**WHAT THE TASK ASKS**
Put the material from the line with "- data-point: [290, 360, 299, 370]" through the line with "- data-label: 13 €: [129, 320, 147, 330]", both included, into a Markdown table with the columns Row and Entry. Give each line a row number and leave out blank lines.
-*-*-
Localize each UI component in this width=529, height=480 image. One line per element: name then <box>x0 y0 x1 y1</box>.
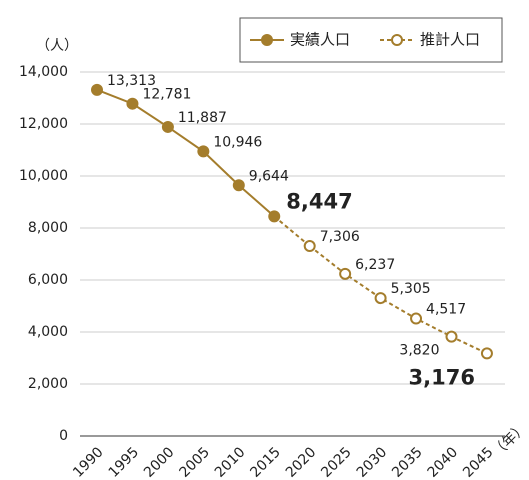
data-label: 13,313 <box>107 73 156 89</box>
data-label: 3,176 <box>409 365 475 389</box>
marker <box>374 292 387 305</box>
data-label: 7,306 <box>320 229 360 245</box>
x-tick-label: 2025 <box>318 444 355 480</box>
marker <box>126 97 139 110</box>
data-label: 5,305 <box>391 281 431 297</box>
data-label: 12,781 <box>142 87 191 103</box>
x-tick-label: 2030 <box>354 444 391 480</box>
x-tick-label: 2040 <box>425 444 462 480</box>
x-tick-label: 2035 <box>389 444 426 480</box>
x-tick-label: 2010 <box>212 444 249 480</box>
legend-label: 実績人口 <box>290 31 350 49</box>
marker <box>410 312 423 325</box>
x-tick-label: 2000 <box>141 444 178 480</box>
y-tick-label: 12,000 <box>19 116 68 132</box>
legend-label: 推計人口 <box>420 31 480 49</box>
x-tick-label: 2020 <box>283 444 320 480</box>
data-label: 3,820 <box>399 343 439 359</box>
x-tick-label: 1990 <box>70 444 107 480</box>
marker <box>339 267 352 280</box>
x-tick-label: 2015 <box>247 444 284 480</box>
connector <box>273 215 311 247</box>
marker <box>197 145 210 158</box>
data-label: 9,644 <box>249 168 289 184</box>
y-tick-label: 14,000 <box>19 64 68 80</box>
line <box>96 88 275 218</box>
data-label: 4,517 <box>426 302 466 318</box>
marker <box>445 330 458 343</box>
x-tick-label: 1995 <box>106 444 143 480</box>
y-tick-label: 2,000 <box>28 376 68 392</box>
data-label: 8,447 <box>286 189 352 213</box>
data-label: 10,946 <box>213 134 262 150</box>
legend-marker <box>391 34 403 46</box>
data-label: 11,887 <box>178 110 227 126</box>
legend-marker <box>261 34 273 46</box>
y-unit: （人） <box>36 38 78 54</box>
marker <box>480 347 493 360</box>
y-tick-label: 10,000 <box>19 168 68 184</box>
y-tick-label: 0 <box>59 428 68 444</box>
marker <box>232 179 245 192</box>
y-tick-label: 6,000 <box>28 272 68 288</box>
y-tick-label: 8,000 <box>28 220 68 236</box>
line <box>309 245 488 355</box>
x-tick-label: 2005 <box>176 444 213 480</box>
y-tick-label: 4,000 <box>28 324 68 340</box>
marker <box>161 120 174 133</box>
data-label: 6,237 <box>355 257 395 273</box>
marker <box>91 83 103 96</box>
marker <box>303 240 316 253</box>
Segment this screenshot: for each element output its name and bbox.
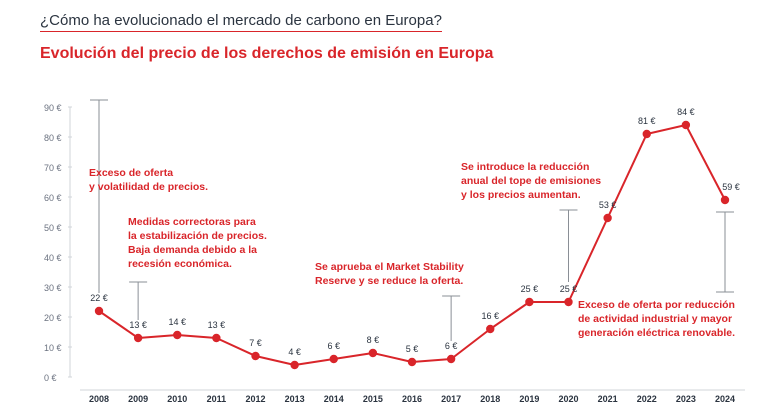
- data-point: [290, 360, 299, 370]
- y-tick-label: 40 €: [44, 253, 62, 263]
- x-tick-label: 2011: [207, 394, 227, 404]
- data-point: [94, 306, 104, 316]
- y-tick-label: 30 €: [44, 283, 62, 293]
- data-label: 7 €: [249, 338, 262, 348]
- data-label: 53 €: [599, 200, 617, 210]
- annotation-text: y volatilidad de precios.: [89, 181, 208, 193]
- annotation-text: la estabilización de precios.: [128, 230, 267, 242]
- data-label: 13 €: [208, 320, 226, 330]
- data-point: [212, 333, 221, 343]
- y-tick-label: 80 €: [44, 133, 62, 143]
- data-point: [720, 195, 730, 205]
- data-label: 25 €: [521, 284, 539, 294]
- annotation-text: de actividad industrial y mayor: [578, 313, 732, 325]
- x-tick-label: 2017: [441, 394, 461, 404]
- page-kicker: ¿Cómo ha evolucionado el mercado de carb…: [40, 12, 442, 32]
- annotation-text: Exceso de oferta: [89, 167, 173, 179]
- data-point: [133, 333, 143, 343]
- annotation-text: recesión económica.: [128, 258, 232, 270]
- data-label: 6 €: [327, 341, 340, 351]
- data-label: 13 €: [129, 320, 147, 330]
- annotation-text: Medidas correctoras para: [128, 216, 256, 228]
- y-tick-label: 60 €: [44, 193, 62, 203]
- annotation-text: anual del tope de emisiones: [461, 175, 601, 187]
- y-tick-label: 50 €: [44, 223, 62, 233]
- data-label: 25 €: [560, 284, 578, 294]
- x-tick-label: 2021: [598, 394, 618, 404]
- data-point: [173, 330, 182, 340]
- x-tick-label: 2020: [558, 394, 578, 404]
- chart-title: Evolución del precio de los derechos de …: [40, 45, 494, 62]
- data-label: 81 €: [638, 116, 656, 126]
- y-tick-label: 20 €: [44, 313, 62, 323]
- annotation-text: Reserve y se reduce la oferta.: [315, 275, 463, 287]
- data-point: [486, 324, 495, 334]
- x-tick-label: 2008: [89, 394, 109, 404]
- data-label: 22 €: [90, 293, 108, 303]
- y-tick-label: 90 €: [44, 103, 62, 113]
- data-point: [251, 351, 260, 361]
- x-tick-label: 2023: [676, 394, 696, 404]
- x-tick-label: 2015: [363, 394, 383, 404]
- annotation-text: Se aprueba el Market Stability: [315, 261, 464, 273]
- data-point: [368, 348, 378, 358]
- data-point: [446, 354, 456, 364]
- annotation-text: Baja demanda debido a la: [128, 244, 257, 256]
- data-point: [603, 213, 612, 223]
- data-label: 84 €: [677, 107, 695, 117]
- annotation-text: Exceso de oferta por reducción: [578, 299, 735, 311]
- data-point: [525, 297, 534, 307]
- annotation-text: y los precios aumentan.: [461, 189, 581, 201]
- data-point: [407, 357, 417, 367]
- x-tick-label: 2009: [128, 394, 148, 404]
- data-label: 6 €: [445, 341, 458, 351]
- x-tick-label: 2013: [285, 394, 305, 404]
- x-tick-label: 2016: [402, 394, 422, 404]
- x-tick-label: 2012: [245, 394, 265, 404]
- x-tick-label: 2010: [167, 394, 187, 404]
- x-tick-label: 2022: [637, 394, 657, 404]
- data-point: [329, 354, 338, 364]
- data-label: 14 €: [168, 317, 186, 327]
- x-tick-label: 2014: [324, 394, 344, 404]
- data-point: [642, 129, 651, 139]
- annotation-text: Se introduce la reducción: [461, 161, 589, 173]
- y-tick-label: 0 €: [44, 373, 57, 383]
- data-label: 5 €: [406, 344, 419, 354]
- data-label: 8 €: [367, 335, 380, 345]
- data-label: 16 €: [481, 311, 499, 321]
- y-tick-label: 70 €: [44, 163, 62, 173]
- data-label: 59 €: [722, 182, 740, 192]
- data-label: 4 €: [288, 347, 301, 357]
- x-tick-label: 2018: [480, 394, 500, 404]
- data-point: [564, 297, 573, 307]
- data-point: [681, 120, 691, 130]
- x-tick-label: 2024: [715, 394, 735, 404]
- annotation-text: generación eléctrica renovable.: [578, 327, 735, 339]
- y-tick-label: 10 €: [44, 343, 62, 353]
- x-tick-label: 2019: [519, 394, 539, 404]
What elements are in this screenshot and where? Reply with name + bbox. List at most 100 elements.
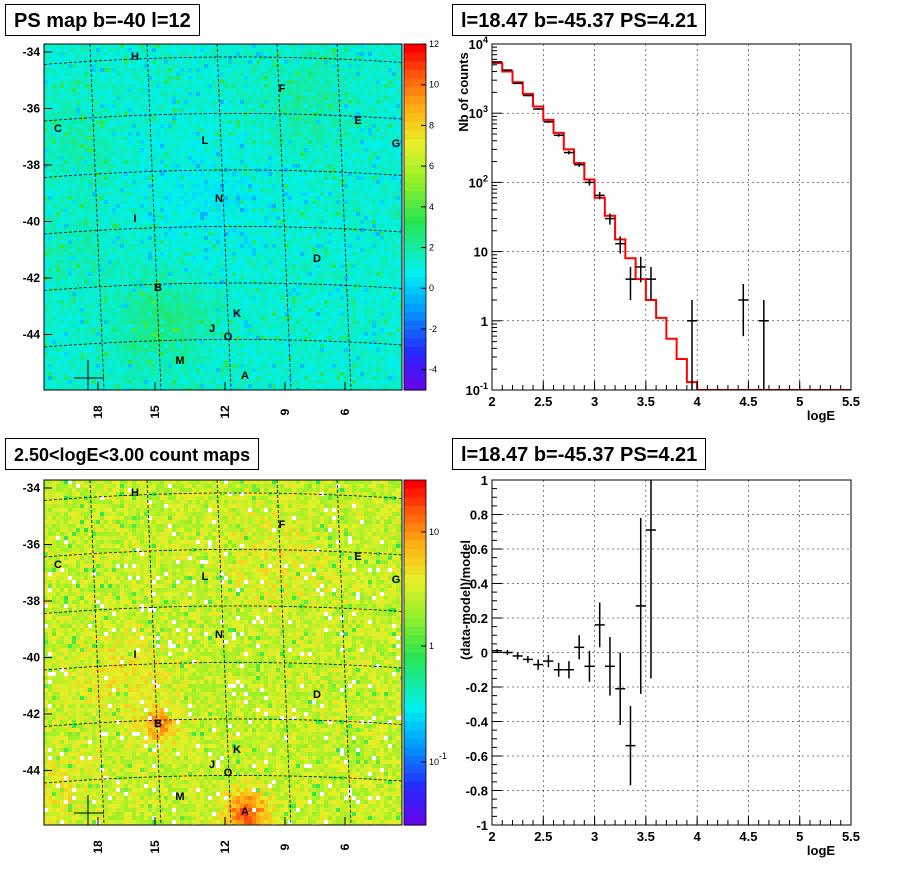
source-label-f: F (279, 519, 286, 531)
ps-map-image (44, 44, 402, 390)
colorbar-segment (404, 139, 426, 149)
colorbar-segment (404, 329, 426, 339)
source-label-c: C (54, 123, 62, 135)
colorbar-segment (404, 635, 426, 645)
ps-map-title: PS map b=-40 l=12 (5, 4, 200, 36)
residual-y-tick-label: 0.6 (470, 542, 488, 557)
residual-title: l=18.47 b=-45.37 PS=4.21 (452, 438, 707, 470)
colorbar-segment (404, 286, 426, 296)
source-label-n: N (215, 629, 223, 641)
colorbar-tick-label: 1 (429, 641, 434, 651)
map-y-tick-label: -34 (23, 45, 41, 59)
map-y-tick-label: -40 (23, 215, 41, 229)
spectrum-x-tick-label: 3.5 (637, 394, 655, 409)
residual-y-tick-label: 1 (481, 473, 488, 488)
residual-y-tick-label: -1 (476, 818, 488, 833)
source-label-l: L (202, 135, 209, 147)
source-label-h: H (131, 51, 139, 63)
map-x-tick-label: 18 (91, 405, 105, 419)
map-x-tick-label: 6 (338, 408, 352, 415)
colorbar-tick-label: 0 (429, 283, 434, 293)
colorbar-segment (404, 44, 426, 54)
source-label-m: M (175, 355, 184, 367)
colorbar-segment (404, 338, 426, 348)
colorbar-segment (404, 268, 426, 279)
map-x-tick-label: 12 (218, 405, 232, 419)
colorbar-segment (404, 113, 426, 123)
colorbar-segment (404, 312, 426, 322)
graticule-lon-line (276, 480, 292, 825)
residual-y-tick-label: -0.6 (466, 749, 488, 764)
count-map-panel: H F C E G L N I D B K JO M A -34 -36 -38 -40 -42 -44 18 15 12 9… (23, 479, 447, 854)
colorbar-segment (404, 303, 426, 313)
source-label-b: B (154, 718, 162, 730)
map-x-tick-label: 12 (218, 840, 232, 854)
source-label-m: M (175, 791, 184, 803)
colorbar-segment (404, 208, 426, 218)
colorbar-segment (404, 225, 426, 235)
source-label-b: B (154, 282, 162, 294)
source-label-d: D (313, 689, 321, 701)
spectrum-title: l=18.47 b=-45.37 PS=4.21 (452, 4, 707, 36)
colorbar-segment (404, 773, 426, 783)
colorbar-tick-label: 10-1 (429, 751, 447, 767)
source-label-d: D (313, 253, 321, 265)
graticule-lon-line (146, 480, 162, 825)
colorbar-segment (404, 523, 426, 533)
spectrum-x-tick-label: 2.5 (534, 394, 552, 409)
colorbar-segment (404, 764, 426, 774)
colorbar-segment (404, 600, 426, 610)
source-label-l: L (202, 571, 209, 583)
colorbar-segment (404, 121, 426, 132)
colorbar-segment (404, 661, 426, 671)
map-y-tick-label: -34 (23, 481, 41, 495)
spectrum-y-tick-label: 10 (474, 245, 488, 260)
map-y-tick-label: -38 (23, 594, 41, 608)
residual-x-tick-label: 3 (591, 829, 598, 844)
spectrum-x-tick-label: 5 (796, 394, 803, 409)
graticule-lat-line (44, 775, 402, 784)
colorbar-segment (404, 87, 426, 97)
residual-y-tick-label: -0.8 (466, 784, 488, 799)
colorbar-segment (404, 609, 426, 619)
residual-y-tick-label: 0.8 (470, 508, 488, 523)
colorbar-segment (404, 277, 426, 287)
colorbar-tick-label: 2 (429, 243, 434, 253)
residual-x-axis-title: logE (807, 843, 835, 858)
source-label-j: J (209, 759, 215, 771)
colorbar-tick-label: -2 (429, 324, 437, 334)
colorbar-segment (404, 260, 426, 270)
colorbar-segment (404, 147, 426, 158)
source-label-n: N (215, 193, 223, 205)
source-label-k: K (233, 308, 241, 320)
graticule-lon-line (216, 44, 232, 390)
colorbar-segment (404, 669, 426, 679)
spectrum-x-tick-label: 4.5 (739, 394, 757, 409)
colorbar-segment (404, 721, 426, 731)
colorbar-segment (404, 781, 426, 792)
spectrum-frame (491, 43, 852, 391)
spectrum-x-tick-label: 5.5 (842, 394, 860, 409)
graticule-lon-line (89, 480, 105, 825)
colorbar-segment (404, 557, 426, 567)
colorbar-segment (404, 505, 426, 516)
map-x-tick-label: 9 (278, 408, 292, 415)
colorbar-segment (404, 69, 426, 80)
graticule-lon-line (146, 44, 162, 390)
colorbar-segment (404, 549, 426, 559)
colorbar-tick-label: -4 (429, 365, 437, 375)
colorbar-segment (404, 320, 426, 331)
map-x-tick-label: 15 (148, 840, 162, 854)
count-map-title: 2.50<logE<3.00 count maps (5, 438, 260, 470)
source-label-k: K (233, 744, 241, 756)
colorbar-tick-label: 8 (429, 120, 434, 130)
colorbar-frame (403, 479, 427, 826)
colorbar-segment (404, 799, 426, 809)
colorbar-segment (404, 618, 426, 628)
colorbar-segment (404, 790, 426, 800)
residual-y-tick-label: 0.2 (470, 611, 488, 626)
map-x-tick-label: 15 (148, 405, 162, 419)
-*-*-
**PROBLEM SOLUTION**
| Row | Entry |
|---|---|
| 1 | - data-point: [290, 360, 299, 370] |
| 2 | - y-tick-label: 40 €: [44, 253, 62, 263] |
| 3 | - x-tick-label: 2011: [207, 394, 227, 404] |
| 4 | - data-point: [94, 306, 104, 316] |
| 5 | - y-tick-label: 30 €: [44, 283, 62, 293] |
| 6 | - data-label: 7 €: [249, 338, 262, 348] |
| 7 | - data-label: 53 €: [599, 200, 617, 210] |
| 8 | - annotation-text: y volatilidad de precios.: [89, 181, 208, 193] |
| 9 | - annotation-text: la estabilización de precios.: [128, 230, 267, 242] |
| 10 | - data-label: 13 €: [208, 320, 226, 330] |
| 11 | - data-point: [212, 333, 221, 343] |
| 12 | - y-tick-label: 80 €: [44, 133, 62, 143] |
| 13 | - data-point: [720, 195, 730, 205] |
| 14 | - data-label: 25 €: [521, 284, 539, 294] |
| 15 | - annotation-text: de actividad industrial y mayor: [578, 313, 732, 325] |
| 16 | - x-tick-label: 2017: [441, 394, 461, 404] |
| 17 | - page-kicker: ¿Cómo ha evolucionado el mercado de carb…: [40, 12, 442, 32] |
| 18 | - annotation-text: Exceso de oferta: [89, 167, 173, 179] |
| 19 | - data-point: [133, 333, 143, 343] |
| 20 | - annotation-text: recesión económica.: [128, 258, 232, 270] |
| 21 | - data-label: 6 €: [327, 341, 340, 351] |
| 22 | - data-label: 13 €: [129, 320, 147, 330] |